══ Fragmento del texto

Sólo hay intereses partidarios en los Estados de partidos. Los intereses pueden coincidir muchas veces y hacerse un consenso estatal, pero siempre son intereses partidarios. En cuanto alguno de estos intereses partidarios se aleja, o es opuesto al de otro partido, se rompe un consenso. Es lo que ha ocurrido con el consenso territorial y antiterrorista durante esta legislatura.

“De todos los riesgos que amenazan a la libertad, el terror es sin duda el peor de todos ellos. El terror es la expresión máxima del fanatismo y el camino inequívoco hacia el totalitarismo. Supone un ataque frontal al Estado de Derecho, “

El terror, como gruesa fuente de miedo, es enemigo natural de la libertad. Sin embargo, considerar que España es un Estado de Derecho y que aquí impera la Ley, eso es negar la evidencia. Porque ni siquiera cuando se organizó el terror del estado contra la sociedad, con los crímenes de los GAL, se pudo exigir responsabilidades al jefe del gobierno, ni el parlamento, ni el Rey, ni la prensa, ni los jueces. El jefe del gobierno está por encima de la Ley. ¿Cómo puede siquiera intentar denominarse a “esto” democracia, si el jefe del gobierno, lo es del parlamento, de los jueces, y está por encima de la ley?

“y ceder a su chantaje es el camino más corto al desarme moral de la sociedad y a la pérdida de su libertad. Por eso la defensa de la libertad tiene una exigencia mayor, incluso, que la de la propia vida, porque no hay vida que merezca la pena vivirse en la esclavitud del totalitarismo.”

Y para escapar del totalitarismo de la España de siervos, el primer paso es hacerse conscientes de cuales son los barrotes de la prisión que encarcela nuestros pensamientos. “Si no has visto los barrotes, es que no has volado lo suficientemente alto.”

“El próximo 9 de marzo tenemos la oportunidad de volver a recuperar los principios y los valores que sirvieron para hacer política en la Transición.”

════

» **Consigna A**: Cita del fragmento, sin ningún cambio, el pasaje que va de "El terror, como" a "encima de la ley?", ambos incluidos.
» **Consigna B**: Reescribe como una lista breve el párrafo del fragmento que empieza con "El terror, como gruesa fuente de miedo" y conserva sus datos principales.

══ Datos de origen

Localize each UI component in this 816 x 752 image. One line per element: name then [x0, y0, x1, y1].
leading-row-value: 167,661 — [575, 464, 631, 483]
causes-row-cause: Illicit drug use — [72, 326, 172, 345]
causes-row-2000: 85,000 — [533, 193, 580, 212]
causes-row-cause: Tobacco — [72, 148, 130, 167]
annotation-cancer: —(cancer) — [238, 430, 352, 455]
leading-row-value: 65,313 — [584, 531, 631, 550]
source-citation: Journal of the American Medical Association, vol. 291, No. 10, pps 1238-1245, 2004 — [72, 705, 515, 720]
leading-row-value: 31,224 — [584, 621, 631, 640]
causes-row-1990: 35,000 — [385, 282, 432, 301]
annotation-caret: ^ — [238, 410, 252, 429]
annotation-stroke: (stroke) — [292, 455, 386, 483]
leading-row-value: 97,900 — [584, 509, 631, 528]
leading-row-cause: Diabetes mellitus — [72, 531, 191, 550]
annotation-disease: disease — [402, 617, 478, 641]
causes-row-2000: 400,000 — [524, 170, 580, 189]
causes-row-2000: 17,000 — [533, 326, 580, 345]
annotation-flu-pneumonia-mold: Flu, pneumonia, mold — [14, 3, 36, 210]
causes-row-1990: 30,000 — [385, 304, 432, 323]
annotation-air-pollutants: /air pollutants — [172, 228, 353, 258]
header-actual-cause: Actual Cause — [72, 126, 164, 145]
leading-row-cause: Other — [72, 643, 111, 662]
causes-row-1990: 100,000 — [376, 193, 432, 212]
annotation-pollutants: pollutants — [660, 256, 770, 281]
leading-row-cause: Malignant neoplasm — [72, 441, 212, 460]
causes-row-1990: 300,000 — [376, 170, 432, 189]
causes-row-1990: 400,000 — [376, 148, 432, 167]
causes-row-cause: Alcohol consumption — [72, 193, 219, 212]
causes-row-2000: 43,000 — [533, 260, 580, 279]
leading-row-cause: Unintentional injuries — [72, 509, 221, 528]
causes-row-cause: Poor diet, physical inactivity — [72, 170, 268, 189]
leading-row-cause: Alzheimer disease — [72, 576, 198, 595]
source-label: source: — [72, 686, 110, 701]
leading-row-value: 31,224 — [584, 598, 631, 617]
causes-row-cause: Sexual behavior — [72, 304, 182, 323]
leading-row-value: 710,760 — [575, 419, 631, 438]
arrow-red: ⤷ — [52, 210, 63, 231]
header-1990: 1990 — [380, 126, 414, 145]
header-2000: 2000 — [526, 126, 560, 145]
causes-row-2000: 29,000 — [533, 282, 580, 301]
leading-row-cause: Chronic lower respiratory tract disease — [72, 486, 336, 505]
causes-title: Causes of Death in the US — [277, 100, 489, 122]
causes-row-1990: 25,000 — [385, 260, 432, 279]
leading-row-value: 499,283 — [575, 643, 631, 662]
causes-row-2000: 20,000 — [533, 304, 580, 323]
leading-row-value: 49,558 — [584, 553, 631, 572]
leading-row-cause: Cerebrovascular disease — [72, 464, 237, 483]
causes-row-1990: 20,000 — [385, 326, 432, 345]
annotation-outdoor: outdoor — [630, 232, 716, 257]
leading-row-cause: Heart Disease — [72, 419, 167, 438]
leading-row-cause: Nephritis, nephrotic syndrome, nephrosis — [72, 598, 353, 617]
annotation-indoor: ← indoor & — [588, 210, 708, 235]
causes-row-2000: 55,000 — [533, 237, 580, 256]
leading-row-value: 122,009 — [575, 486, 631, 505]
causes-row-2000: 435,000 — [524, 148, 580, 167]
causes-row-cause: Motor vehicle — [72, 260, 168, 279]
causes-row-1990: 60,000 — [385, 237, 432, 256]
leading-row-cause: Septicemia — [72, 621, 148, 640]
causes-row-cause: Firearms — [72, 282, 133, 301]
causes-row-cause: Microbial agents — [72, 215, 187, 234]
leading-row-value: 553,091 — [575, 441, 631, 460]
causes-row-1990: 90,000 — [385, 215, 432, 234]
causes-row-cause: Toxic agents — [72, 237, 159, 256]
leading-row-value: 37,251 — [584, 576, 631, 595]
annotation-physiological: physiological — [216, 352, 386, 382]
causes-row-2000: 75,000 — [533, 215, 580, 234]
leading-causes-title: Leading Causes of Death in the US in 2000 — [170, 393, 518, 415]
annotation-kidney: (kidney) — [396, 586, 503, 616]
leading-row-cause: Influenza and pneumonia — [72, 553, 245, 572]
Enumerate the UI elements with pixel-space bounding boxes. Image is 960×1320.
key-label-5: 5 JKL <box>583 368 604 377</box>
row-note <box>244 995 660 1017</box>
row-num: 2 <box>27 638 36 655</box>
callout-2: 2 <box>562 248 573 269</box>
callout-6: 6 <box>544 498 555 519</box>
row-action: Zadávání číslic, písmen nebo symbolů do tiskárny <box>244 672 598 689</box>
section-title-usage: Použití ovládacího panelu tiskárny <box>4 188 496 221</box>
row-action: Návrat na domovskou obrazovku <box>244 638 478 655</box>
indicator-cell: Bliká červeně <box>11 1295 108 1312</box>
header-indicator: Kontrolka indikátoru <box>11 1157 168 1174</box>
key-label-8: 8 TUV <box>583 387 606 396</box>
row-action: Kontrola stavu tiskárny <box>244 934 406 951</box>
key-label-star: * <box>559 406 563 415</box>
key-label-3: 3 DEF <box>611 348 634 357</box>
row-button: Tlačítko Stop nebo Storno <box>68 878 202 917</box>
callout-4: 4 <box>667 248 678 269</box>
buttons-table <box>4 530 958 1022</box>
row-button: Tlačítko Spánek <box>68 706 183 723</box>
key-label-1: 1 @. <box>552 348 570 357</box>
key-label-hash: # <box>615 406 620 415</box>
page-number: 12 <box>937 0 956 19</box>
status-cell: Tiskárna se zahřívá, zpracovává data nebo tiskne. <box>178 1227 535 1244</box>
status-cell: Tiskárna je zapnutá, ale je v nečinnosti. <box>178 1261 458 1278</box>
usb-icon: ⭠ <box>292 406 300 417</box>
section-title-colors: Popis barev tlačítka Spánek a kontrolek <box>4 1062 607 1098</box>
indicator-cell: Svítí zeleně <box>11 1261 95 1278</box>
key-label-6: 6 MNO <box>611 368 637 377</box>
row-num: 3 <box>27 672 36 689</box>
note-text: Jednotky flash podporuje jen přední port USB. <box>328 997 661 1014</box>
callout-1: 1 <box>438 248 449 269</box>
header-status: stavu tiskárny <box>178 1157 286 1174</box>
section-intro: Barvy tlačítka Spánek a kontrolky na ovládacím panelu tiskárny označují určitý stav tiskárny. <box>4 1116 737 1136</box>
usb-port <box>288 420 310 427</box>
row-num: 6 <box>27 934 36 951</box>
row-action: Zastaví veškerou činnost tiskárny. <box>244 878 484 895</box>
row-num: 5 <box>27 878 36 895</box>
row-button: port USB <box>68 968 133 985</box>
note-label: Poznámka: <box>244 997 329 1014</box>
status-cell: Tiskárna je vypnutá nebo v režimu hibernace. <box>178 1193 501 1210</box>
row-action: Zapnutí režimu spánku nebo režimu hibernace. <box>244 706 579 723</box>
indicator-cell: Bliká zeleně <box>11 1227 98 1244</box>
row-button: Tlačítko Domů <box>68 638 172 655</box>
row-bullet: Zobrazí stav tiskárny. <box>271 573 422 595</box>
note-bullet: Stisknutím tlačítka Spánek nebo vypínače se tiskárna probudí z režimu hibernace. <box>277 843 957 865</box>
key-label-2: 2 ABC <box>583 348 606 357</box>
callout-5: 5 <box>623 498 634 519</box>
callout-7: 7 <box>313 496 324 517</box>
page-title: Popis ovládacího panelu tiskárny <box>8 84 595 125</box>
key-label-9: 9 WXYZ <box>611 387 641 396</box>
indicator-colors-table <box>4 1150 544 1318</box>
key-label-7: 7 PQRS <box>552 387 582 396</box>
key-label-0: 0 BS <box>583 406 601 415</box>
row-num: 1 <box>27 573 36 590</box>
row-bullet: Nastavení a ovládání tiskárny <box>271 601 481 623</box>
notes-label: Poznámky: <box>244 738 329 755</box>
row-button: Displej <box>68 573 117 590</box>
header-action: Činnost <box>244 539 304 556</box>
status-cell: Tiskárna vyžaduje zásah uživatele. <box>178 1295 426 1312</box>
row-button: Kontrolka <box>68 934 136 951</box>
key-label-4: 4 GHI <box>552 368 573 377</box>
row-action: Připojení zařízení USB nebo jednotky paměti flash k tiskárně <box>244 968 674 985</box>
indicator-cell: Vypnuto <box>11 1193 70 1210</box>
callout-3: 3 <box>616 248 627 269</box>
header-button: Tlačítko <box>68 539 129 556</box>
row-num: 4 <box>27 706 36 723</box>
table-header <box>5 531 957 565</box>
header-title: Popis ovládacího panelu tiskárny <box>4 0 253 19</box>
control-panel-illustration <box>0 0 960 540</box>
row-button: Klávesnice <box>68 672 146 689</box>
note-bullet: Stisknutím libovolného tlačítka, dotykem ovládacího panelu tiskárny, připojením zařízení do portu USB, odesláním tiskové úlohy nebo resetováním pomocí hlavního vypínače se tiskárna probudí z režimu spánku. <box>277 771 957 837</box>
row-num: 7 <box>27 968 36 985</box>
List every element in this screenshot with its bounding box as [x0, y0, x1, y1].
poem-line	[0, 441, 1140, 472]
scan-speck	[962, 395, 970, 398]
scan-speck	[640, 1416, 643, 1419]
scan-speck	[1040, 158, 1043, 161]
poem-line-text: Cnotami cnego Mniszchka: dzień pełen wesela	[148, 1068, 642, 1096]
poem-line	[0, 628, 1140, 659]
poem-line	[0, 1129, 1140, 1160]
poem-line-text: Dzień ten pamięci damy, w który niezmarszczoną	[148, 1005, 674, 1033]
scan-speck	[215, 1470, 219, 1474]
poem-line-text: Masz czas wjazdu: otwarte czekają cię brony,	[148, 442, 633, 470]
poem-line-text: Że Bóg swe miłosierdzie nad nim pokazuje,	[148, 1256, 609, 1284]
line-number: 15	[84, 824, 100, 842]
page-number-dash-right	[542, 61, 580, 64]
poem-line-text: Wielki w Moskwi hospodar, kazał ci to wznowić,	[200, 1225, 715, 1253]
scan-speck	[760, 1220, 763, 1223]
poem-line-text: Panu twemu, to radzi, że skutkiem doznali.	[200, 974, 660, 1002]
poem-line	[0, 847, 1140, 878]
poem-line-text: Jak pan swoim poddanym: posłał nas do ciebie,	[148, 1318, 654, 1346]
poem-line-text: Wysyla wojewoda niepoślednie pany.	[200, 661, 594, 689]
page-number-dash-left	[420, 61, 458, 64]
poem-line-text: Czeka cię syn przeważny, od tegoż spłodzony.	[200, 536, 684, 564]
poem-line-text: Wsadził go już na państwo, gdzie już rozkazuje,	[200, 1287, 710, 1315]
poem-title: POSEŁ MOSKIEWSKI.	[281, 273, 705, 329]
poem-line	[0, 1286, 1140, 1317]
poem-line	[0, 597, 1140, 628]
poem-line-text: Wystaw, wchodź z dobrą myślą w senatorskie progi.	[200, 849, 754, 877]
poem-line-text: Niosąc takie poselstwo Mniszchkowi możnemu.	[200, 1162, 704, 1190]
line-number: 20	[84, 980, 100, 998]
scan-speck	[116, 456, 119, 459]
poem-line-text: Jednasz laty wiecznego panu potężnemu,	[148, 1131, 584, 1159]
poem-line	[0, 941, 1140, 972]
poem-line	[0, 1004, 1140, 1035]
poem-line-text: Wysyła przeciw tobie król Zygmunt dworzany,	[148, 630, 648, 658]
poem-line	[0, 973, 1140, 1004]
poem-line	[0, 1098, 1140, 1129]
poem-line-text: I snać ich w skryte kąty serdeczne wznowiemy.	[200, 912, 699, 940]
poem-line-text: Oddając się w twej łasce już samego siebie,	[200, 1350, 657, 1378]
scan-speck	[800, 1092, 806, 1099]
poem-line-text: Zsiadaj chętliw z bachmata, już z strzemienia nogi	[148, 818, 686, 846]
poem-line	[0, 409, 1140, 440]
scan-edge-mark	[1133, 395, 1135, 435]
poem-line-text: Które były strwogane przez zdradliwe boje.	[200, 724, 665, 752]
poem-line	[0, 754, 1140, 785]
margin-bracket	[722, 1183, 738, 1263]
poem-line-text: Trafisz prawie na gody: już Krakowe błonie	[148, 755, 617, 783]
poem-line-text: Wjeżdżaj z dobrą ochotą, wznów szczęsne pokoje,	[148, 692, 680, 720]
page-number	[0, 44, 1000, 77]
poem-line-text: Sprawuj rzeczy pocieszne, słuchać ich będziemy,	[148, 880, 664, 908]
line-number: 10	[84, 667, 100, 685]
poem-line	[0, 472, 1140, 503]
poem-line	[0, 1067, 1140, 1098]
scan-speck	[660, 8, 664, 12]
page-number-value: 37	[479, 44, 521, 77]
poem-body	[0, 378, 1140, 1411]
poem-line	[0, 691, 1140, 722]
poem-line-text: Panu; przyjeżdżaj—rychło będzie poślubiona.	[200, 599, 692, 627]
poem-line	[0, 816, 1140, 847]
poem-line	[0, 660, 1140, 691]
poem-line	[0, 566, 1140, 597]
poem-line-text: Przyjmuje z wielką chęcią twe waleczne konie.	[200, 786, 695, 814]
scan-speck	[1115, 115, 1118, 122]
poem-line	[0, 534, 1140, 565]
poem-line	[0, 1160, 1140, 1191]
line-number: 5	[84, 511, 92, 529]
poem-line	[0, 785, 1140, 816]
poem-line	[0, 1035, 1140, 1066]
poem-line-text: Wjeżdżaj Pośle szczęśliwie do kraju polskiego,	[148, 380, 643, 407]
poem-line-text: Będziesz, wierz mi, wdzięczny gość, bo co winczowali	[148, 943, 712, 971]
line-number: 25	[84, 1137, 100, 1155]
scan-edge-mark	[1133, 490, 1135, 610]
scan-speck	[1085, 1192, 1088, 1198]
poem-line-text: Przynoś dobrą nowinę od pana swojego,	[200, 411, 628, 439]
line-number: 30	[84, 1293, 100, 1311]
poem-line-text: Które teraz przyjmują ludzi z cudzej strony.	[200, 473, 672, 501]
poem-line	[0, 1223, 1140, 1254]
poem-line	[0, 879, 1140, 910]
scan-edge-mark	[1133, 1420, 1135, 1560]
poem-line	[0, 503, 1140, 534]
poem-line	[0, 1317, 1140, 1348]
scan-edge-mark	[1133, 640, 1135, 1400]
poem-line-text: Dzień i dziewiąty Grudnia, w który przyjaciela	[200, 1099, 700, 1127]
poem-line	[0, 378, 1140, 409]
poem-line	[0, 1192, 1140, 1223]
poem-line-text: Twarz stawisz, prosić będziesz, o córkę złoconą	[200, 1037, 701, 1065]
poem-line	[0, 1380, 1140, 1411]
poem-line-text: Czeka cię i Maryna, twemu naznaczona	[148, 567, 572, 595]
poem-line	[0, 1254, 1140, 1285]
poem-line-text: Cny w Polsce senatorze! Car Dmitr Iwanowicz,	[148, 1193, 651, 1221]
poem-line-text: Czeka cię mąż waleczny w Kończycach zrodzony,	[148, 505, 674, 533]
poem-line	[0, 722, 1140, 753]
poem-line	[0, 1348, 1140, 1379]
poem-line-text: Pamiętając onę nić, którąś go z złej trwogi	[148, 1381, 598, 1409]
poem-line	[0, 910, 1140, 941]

════

» **Solución escrita A**:
El terror, como gruesa fuente de miedo, es enemigo natural de la libertad. Sin embargo, considerar que España es un Estado de Derecho y que aquí impera la Ley, eso es negar la evidencia. Porque ni siquiera cuando se organizó el terror del estado contra la sociedad, con los crímenes de los GAL, se pudo exigir responsabilidades al jefe del gobierno, ni el parlamento, ni el Rey, ni la prensa, ni los jueces. El jefe del gobierno está por encima de la Ley. ¿Cómo puede siquiera intentar denominarse a “esto” democracia, si el jefe del gobierno, lo es del parlamento, de los jueces, y está por encima de la ley?

» **Solución escrita B**:
- El terror es enemigo natural de la libertad.
- Afirmar que España es un Estado de Derecho donde impera la Ley es negar la evidencia.
- Ni siquiera con los crímenes de los GAL, terror del Estado contra la sociedad, pudieron el parlamento, el Rey, la prensa o los jueces exigir responsabilidades al jefe del gobierno.
- El jefe del gobierno está por encima de la Ley y es también jefe del parlamento y de los jueces.
- Por ello se pone en duda que pueda llamarse democracia a este sistema.